--- begin Material provided ---
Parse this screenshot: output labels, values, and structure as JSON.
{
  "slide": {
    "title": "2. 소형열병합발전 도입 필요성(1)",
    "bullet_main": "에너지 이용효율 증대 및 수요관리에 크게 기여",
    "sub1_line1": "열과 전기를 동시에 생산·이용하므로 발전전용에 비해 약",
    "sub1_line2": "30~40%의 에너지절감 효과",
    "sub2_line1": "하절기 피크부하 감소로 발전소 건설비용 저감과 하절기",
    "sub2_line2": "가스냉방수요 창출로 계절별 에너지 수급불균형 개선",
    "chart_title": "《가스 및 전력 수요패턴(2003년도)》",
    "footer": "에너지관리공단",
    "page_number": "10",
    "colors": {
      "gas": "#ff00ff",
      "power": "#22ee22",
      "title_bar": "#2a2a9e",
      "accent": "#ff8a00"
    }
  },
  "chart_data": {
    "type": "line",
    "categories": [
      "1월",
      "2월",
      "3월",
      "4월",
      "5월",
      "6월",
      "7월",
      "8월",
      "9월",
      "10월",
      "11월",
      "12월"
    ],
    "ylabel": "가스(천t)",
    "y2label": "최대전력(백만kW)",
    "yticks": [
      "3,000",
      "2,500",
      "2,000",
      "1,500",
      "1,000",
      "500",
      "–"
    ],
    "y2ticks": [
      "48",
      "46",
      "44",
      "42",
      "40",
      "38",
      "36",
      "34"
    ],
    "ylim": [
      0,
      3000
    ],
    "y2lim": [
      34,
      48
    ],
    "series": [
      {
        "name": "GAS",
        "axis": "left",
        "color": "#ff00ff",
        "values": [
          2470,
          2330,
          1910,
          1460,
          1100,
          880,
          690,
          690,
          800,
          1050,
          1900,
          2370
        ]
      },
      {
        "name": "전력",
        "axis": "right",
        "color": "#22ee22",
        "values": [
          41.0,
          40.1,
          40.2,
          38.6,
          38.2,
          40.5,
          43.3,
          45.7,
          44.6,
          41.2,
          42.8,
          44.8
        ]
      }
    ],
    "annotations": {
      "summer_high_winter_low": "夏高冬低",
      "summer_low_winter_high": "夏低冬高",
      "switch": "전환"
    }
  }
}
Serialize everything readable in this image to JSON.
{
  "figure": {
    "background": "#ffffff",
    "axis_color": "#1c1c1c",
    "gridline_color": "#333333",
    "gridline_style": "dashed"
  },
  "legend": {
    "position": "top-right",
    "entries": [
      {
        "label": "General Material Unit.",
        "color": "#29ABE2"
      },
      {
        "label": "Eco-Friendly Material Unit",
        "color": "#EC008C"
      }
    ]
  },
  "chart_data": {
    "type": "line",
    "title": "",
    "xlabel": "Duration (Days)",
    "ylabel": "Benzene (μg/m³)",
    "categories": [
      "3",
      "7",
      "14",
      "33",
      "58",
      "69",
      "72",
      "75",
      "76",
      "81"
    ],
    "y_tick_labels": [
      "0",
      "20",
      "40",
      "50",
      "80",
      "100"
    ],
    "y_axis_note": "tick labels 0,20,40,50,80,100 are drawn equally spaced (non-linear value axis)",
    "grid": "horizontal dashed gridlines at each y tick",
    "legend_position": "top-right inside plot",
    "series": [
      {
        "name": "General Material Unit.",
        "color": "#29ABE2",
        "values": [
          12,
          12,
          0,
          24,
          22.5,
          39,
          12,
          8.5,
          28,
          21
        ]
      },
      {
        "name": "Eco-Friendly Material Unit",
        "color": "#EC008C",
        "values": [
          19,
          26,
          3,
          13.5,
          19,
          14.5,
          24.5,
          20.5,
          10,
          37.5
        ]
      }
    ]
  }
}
--- end Material provided ---
Exercise: Gather from the data above every line with the string "Friendly".

Solution to this problem:
        "label": "Eco-Friendly Material Unit",
        "name": "Eco-Friendly Material Unit",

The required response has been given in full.